*Exercise goal*. Write out the entire listing below exactly, with the pictures left out.

*Raw records*.
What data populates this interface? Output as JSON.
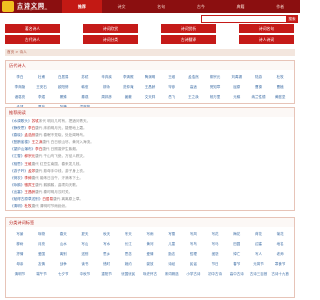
{
  "site": {
    "logo_title": "古诗文网",
    "logo_url_text": "www.shangshiwen.com"
  },
  "nav": {
    "items": [
      "推荐",
      "诗文",
      "名句",
      "古今",
      "典籍",
      "作者"
    ],
    "active_index": 0
  },
  "search": {
    "button": "搜索",
    "value": ""
  },
  "categories": [
    "著名诗人",
    "诗词欣赏",
    "诗词赏析",
    "诗词名句",
    "古代诗人",
    "诗词分类",
    "古诗翻译",
    "诗人诗词"
  ],
  "breadcrumb": "首页 > 诗人",
  "poets_box": {
    "title": "历代诗人",
    "items": [
      "李白",
      "杜甫",
      "白居易",
      "苏轼",
      "辛弃疾",
      "李清照",
      "陶渊明",
      "王维",
      "孟浩然",
      "柳宗元",
      "刘禹锡",
      "陆游",
      "杜牧",
      "李商隐",
      "王安石",
      "欧阳修",
      "韩愈",
      "柳永",
      "范仲淹",
      "王昌龄",
      "岑参",
      "高适",
      "贺知章",
      "屈原",
      "曹操",
      "曹植",
      "诸葛亮",
      "李煜",
      "晏殊",
      "秦观",
      "周邦彦",
      "姜夔",
      "文天祥",
      "岳飞",
      "王之涣",
      "杨万里",
      "元稹",
      "纳兰性德",
      "黄庭坚",
      "孟郊",
      "贾岛",
      "张籍",
      "温庭筠"
    ]
  },
  "recommend_box": {
    "title": "推荐阅读",
    "rows": [
      {
        "title": "《水调歌头》",
        "author": "苏轼",
        "desc": "宋代 明月几时有，把酒问青天。"
      },
      {
        "title": "《静夜思》",
        "author": "李白",
        "desc": "唐代 床前明月光，疑是地上霜。"
      },
      {
        "title": "《春晓》",
        "author": "孟浩然",
        "desc": "唐代 春眠不觉晓，处处闻啼鸟。"
      },
      {
        "title": "《登鹳雀楼》",
        "author": "王之涣",
        "desc": "唐代 白日依山尽，黄河入海流。"
      },
      {
        "title": "《望庐山瀑布》",
        "author": "李白",
        "desc": "唐代 日照香炉生紫烟。"
      },
      {
        "title": "《江雪》",
        "author": "柳宗元",
        "desc": "唐代 千山鸟飞绝，万径人踪灭。"
      },
      {
        "title": "《相思》",
        "author": "王维",
        "desc": "唐代 红豆生南国，春来发几枝。"
      },
      {
        "title": "《游子吟》",
        "author": "孟郊",
        "desc": "唐代 慈母手中线，游子身上衣。"
      },
      {
        "title": "《悯农》",
        "author": "李绅",
        "desc": "唐代 锄禾日当午，汗滴禾下土。"
      },
      {
        "title": "《咏鹅》",
        "author": "骆宾王",
        "desc": "唐代 鹅鹅鹅，曲项向天歌。"
      },
      {
        "title": "《出塞》",
        "author": "王昌龄",
        "desc": "唐代 秦时明月汉时关。"
      },
      {
        "title": "《赋得古原草送别》",
        "author": "白居易",
        "desc": "唐代 离离原上草。"
      },
      {
        "title": "《清明》",
        "author": "杜牧",
        "desc": "唐代 清明时节雨纷纷。"
      }
    ]
  },
  "tags_box": {
    "title": "分类诗词标签",
    "items": [
      "写景",
      "咏物",
      "春天",
      "夏天",
      "秋天",
      "冬天",
      "写雨",
      "写雪",
      "写风",
      "写花",
      "梅花",
      "荷花",
      "菊花",
      "柳树",
      "月亮",
      "山水",
      "写山",
      "写水",
      "长江",
      "黄河",
      "儿童",
      "写鸟",
      "写马",
      "田园",
      "边塞",
      "地名",
      "抒情",
      "爱国",
      "离别",
      "送别",
      "思乡",
      "思念",
      "爱情",
      "励志",
      "哲理",
      "闺怨",
      "悼亡",
      "写人",
      "老师",
      "母亲",
      "友情",
      "战争",
      "读书",
      "惜时",
      "婉约",
      "豪放",
      "诗经",
      "民谣",
      "节日",
      "春节",
      "元宵节",
      "寒食节",
      "清明节",
      "端午节",
      "七夕节",
      "中秋节",
      "重阳节",
      "忧国忧民",
      "咏史怀古",
      "宋词精选",
      "小学古诗",
      "初中古诗",
      "高中古诗",
      "古诗三百首",
      "古诗十九首"
    ]
  },
  "colors": {
    "header": "#8b0f10",
    "accent": "#c51a18",
    "link": "#3e6ea6"
  }
}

*Correct output*.
What data populates this interface? Output as JSON.
{
  "site": {
    "logo_title": "古诗文网",
    "logo_url_text": "www.shangshiwen.com"
  },
  "nav": {
    "items": [
      "推荐",
      "诗文",
      "名句",
      "古今",
      "典籍",
      "作者"
    ],
    "active_index": 0
  },
  "search": {
    "button": "搜索",
    "value": ""
  },
  "categories": [
    "著名诗人",
    "诗词欣赏",
    "诗词赏析",
    "诗词名句",
    "古代诗人",
    "诗词分类",
    "古诗翻译",
    "诗人诗词"
  ],
  "breadcrumb": "首页 > 诗人",
  "poets_box": {
    "title": "历代诗人",
    "items": [
      "李白",
      "杜甫",
      "白居易",
      "苏轼",
      "辛弃疾",
      "李清照",
      "陶渊明",
      "王维",
      "孟浩然",
      "柳宗元",
      "刘禹锡",
      "陆游",
      "杜牧",
      "李商隐",
      "王安石",
      "欧阳修",
      "韩愈",
      "柳永",
      "范仲淹",
      "王昌龄",
      "岑参",
      "高适",
      "贺知章",
      "屈原",
      "曹操",
      "曹植",
      "诸葛亮",
      "李煜",
      "晏殊",
      "秦观",
      "周邦彦",
      "姜夔",
      "文天祥",
      "岳飞",
      "王之涣",
      "杨万里",
      "元稹",
      "纳兰性德",
      "黄庭坚",
      "孟郊",
      "贾岛",
      "张籍",
      "温庭筠"
    ]
  },
  "recommend_box": {
    "title": "推荐阅读",
    "rows": [
      {
        "title": "《水调歌头》",
        "author": "苏轼",
        "desc": "宋代 明月几时有，把酒问青天。"
      },
      {
        "title": "《静夜思》",
        "author": "李白",
        "desc": "唐代 床前明月光，疑是地上霜。"
      },
      {
        "title": "《春晓》",
        "author": "孟浩然",
        "desc": "唐代 春眠不觉晓，处处闻啼鸟。"
      },
      {
        "title": "《登鹳雀楼》",
        "author": "王之涣",
        "desc": "唐代 白日依山尽，黄河入海流。"
      },
      {
        "title": "《望庐山瀑布》",
        "author": "李白",
        "desc": "唐代 日照香炉生紫烟。"
      },
      {
        "title": "《江雪》",
        "author": "柳宗元",
        "desc": "唐代 千山鸟飞绝，万径人踪灭。"
      },
      {
        "title": "《相思》",
        "author": "王维",
        "desc": "唐代 红豆生南国，春来发几枝。"
      },
      {
        "title": "《游子吟》",
        "author": "孟郊",
        "desc": "唐代 慈母手中线，游子身上衣。"
      },
      {
        "title": "《悯农》",
        "author": "李绅",
        "desc": "唐代 锄禾日当午，汗滴禾下土。"
      },
      {
        "title": "《咏鹅》",
        "author": "骆宾王",
        "desc": "唐代 鹅鹅鹅，曲项向天歌。"
      },
      {
        "title": "《出塞》",
        "author": "王昌龄",
        "desc": "唐代 秦时明月汉时关。"
      },
      {
        "title": "《赋得古原草送别》",
        "author": "白居易",
        "desc": "唐代 离离原上草。"
      },
      {
        "title": "《清明》",
        "author": "杜牧",
        "desc": "唐代 清明时节雨纷纷。"
      }
    ]
  },
  "tags_box": {
    "title": "分类诗词标签",
    "items": [
      "写景",
      "咏物",
      "春天",
      "夏天",
      "秋天",
      "冬天",
      "写雨",
      "写雪",
      "写风",
      "写花",
      "梅花",
      "荷花",
      "菊花",
      "柳树",
      "月亮",
      "山水",
      "写山",
      "写水",
      "长江",
      "黄河",
      "儿童",
      "写鸟",
      "写马",
      "田园",
      "边塞",
      "地名",
      "抒情",
      "爱国",
      "离别",
      "送别",
      "思乡",
      "思念",
      "爱情",
      "励志",
      "哲理",
      "闺怨",
      "悼亡",
      "写人",
      "老师",
      "母亲",
      "友情",
      "战争",
      "读书",
      "惜时",
      "婉约",
      "豪放",
      "诗经",
      "民谣",
      "节日",
      "春节",
      "元宵节",
      "寒食节",
      "清明节",
      "端午节",
      "七夕节",
      "中秋节",
      "重阳节",
      "忧国忧民",
      "咏史怀古",
      "宋词精选",
      "小学古诗",
      "初中古诗",
      "高中古诗",
      "古诗三百首",
      "古诗十九首"
    ]
  },
  "colors": {
    "header": "#8b0f10",
    "accent": "#c51a18",
    "link": "#3e6ea6"
  }
}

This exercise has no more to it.